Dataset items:
(begin)

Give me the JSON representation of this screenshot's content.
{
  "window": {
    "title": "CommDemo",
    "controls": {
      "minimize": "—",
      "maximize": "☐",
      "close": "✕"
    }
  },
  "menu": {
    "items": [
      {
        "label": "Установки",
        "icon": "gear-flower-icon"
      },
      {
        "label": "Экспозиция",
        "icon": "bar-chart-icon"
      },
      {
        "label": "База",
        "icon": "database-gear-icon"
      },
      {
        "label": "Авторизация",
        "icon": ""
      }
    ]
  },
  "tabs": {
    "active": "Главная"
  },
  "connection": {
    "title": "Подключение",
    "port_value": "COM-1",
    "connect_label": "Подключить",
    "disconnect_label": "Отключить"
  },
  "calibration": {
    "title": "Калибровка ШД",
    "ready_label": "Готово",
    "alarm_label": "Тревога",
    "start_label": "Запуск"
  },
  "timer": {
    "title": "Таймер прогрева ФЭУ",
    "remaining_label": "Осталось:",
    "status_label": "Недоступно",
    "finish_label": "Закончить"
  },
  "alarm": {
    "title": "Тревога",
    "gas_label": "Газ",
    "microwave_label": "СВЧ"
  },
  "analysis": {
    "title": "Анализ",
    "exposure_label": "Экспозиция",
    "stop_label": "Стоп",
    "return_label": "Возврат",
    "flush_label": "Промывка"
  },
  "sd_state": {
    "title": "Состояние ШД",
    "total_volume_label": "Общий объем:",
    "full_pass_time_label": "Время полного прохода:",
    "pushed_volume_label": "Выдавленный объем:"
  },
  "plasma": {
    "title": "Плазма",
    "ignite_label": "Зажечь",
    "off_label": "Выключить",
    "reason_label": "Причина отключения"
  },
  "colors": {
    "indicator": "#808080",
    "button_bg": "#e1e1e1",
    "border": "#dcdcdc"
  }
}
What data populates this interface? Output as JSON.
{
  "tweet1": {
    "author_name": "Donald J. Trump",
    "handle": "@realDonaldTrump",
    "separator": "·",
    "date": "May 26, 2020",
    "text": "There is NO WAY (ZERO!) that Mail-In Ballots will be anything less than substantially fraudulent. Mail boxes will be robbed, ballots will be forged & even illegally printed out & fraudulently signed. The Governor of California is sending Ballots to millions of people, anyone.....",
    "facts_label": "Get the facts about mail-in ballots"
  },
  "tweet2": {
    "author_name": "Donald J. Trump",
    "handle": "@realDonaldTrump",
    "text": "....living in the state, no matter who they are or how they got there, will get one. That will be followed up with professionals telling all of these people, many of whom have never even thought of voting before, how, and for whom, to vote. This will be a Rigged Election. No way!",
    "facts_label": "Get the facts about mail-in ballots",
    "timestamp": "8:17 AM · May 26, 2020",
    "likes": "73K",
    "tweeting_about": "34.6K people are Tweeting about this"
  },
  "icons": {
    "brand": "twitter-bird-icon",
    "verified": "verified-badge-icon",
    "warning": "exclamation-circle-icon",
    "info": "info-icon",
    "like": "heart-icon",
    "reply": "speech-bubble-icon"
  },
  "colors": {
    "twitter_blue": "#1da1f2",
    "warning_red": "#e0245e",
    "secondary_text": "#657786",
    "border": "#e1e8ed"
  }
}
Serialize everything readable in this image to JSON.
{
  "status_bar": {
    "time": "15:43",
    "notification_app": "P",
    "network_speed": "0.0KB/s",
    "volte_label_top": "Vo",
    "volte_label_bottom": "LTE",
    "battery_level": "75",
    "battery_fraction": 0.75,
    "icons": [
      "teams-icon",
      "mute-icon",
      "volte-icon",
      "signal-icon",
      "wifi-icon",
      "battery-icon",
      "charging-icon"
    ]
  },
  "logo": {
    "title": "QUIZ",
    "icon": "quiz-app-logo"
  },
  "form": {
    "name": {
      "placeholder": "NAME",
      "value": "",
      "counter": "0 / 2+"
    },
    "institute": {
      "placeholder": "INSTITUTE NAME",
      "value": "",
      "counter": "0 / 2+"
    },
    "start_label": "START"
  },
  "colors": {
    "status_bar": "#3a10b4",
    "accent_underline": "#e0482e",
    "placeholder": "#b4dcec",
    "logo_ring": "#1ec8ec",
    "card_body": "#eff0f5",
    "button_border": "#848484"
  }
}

(end)

*Given request*. Reproduce the full set of records precisely.

*Result*.
Give me the JSON representation of this screenshot's content.
{
  "window": {
    "title": "CommDemo",
    "controls": {
      "minimize": "—",
      "maximize": "☐",
      "close": "✕"
    }
  },
  "menu": {
    "items": [
      {
        "label": "Установки",
        "icon": "gear-flower-icon"
      },
      {
        "label": "Экспозиция",
        "icon": "bar-chart-icon"
      },
      {
        "label": "База",
        "icon": "database-gear-icon"
      },
      {
        "label": "Авторизация",
        "icon": ""
      }
    ]
  },
  "tabs": {
    "active": "Главная"
  },
  "connection": {
    "title": "Подключение",
    "port_value": "COM-1",
    "connect_label": "Подключить",
    "disconnect_label": "Отключить"
  },
  "calibration": {
    "title": "Калибровка ШД",
    "ready_label": "Готово",
    "alarm_label": "Тревога",
    "start_label": "Запуск"
  },
  "timer": {
    "title": "Таймер прогрева ФЭУ",
    "remaining_label": "Осталось:",
    "status_label": "Недоступно",
    "finish_label": "Закончить"
  },
  "alarm": {
    "title": "Тревога",
    "gas_label": "Газ",
    "microwave_label": "СВЧ"
  },
  "analysis": {
    "title": "Анализ",
    "exposure_label": "Экспозиция",
    "stop_label": "Стоп",
    "return_label": "Возврат",
    "flush_label": "Промывка"
  },
  "sd_state": {
    "title": "Состояние ШД",
    "total_volume_label": "Общий объем:",
    "full_pass_time_label": "Время полного прохода:",
    "pushed_volume_label": "Выдавленный объем:"
  },
  "plasma": {
    "title": "Плазма",
    "ignite_label": "Зажечь",
    "off_label": "Выключить",
    "reason_label": "Причина отключения"
  },
  "colors": {
    "indicator": "#808080",
    "button_bg": "#e1e1e1",
    "border": "#dcdcdc"
  }
}
What data populates this interface? Output as JSON.
{
  "tweet1": {
    "author_name": "Donald J. Trump",
    "handle": "@realDonaldTrump",
    "separator": "·",
    "date": "May 26, 2020",
    "text": "There is NO WAY (ZERO!) that Mail-In Ballots will be anything less than substantially fraudulent. Mail boxes will be robbed, ballots will be forged & even illegally printed out & fraudulently signed. The Governor of California is sending Ballots to millions of people, anyone.....",
    "facts_label": "Get the facts about mail-in ballots"
  },
  "tweet2": {
    "author_name": "Donald J. Trump",
    "handle": "@realDonaldTrump",
    "text": "....living in the state, no matter who they are or how they got there, will get one. That will be followed up with professionals telling all of these people, many of whom have never even thought of voting before, how, and for whom, to vote. This will be a Rigged Election. No way!",
    "facts_label": "Get the facts about mail-in ballots",
    "timestamp": "8:17 AM · May 26, 2020",
    "likes": "73K",
    "tweeting_about": "34.6K people are Tweeting about this"
  },
  "icons": {
    "brand": "twitter-bird-icon",
    "verified": "verified-badge-icon",
    "warning": "exclamation-circle-icon",
    "info": "info-icon",
    "like": "heart-icon",
    "reply": "speech-bubble-icon"
  },
  "colors": {
    "twitter_blue": "#1da1f2",
    "warning_red": "#e0245e",
    "secondary_text": "#657786",
    "border": "#e1e8ed"
  }
}
Serialize everything readable in this image to JSON.
{
  "status_bar": {
    "time": "15:43",
    "notification_app": "P",
    "network_speed": "0.0KB/s",
    "volte_label_top": "Vo",
    "volte_label_bottom": "LTE",
    "battery_level": "75",
    "battery_fraction": 0.75,
    "icons": [
      "teams-icon",
      "mute-icon",
      "volte-icon",
      "signal-icon",
      "wifi-icon",
      "battery-icon",
      "charging-icon"
    ]
  },
  "logo": {
    "title": "QUIZ",
    "icon": "quiz-app-logo"
  },
  "form": {
    "name": {
      "placeholder": "NAME",
      "value": "",
      "counter": "0 / 2+"
    },
    "institute": {
      "placeholder": "INSTITUTE NAME",
      "value": "",
      "counter": "0 / 2+"
    },
    "start_label": "START"
  },
  "colors": {
    "status_bar": "#3a10b4",
    "accent_underline": "#e0482e",
    "placeholder": "#b4dcec",
    "logo_ring": "#1ec8ec",
    "card_body": "#eff0f5",
    "button_border": "#848484"
  }
}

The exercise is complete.